> _Provided text_:
>> begin

The Guide to TAM SAM SOM: Definition and How to Calculate Them
Launching a new product always comes with a bit of gamble. Questions like "What if it doesn't take off?" or "What if no one buys it?" are common worries for startups and new companies. Luckily, you don’t have to leave it all to chance; you can reduce these risks by figuring out the TAM, SAM, and SOM for your business idea.
Working out TAM, SAM, and SOM is incredibly useful at different points in your company's journey. For startups, these figures set benchmarks for success and help attract investors. For established companies, they’re key for assessing new ideas and deciding where to allocate resources. Plus, market sizing research can often uncover new opportunities or directions for your business.
But watch out, there are loads of pitfalls and misconceptions when calculating and applying TAM, SAM, and SOM. This guide ensures your calculations are spot on and that you see these figures to your advantage. Let's dive in!
What is TAM SAM SOM?
TAM, SAM, and SOM are acronyms that stand for metrics describing the market size for your new product. They help you estimate the total market size, the accessible market, and the target market, giving you a clearer picture of potential market share and revenue.
The process of conducting market research and working out TAM, SAM, and SOM is what we call market sizing.
TAM (Total Addressable Market)
Total Addressable Market (TAM) is the broadest possible market for your product, covering all potential customers without considering limitations such as location, product specifics, or budget. This metric represents the total revenue you could achieve if you captured 100% of this market.

>> end

> _Problems_:
**1.** Please rewrite the records below with "legend-label" swapped for "legend-text" everywhere and nothing else changed, leaving out the pictures.
**2.** Continue the guide to TAM, SAM, and SOM from the point where it stops.

> _Working data_:
>> begin

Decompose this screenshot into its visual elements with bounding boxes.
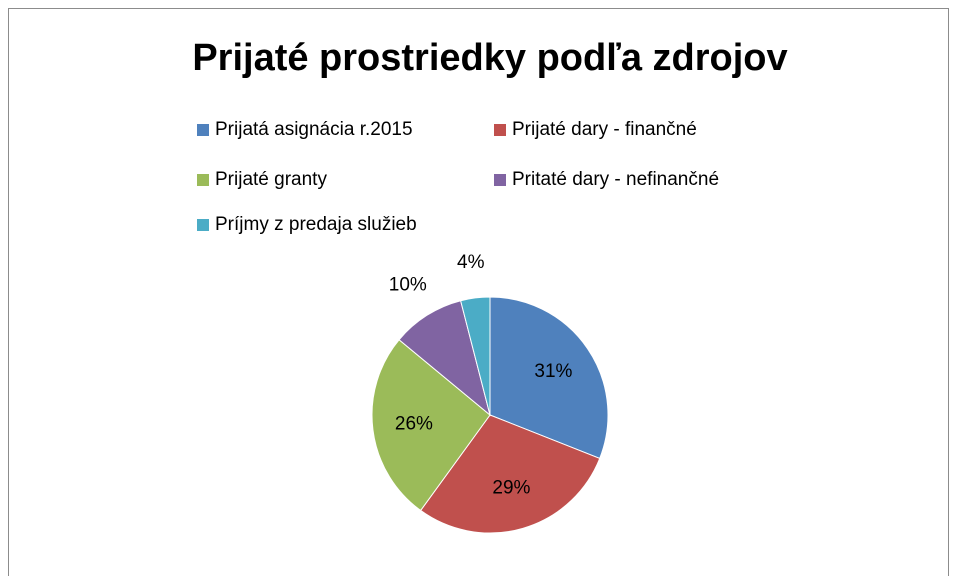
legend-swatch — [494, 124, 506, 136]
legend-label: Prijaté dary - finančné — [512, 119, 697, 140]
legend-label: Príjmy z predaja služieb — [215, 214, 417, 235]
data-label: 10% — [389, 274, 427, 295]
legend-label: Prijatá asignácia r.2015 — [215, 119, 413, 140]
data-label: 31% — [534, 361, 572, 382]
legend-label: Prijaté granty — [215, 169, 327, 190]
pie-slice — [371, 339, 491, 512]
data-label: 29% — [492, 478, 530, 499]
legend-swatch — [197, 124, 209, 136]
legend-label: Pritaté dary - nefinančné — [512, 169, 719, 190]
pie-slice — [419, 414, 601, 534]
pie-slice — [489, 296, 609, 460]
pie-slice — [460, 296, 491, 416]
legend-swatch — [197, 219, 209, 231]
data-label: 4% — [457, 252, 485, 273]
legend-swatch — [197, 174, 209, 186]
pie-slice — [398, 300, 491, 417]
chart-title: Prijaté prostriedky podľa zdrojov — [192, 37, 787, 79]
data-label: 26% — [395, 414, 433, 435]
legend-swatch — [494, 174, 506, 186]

>> end

> _Answers to the exercises_:
**1.**
Decompose this screenshot into its visual elements with bounding boxes.
legend-swatch — [494, 124, 506, 136]
legend-text: Prijaté dary - finančné — [512, 119, 697, 140]
legend-text: Príjmy z predaja služieb — [215, 214, 417, 235]
data-label: 10% — [389, 274, 427, 295]
legend-text: Prijatá asignácia r.2015 — [215, 119, 413, 140]
data-label: 31% — [534, 361, 572, 382]
legend-text: Prijaté granty — [215, 169, 327, 190]
pie-slice — [371, 339, 491, 512]
data-label: 29% — [492, 478, 530, 499]
legend-swatch — [197, 124, 209, 136]
legend-text: Pritaté dary - nefinančné — [512, 169, 719, 190]
pie-slice — [419, 414, 601, 534]
pie-slice — [489, 296, 609, 460]
pie-slice — [460, 296, 491, 416]
legend-swatch — [197, 219, 209, 231]
data-label: 4% — [457, 252, 485, 273]
legend-swatch — [197, 174, 209, 186]
pie-slice — [398, 300, 491, 417]
chart-title: Prijaté prostriedky podľa zdrojov — [192, 37, 787, 79]
data-label: 26% — [395, 414, 433, 435]
legend-swatch — [494, 174, 506, 186]

**2.**
For example, if you were opening a hairdressing salon, figuring out your TAM would mean counting everyone in the world who uses hairdressing services. But this wouldn’t take into account things like a) your salon not being in every city, or b) the fact that potential customers are already going to other hairdressers.
TAM is handy for understanding the potential size of your business and starting to shape your go-to-market strategy. But it’s not very realistic. No matter how well you run your business or how much people love your product, you’ll never reach the TAM figure, as it assumes you’re the only provider with no competition.
SAM (Serviceable Addressable Market)
Serviceable Addressable Market (SAM) is the part of the Total Addressable Market (TAM) that your product or service can realistically cover. While TAM is the big picture and doesn't consider specifics like location or product details, SAM focuses on the market you can actually get to and those genuinely interested in what you offer.
Let's go back to the hair salon example. Your TAM is huge, but once you narrow it down to the city in which you're operating and the type salon you’re running, you get a more realistic SAM. For example, if you’re planning to open a salon for people with curly hair in Melbourne, your SAM will be much smaller.
SOM (Serviceable Obtainable Market)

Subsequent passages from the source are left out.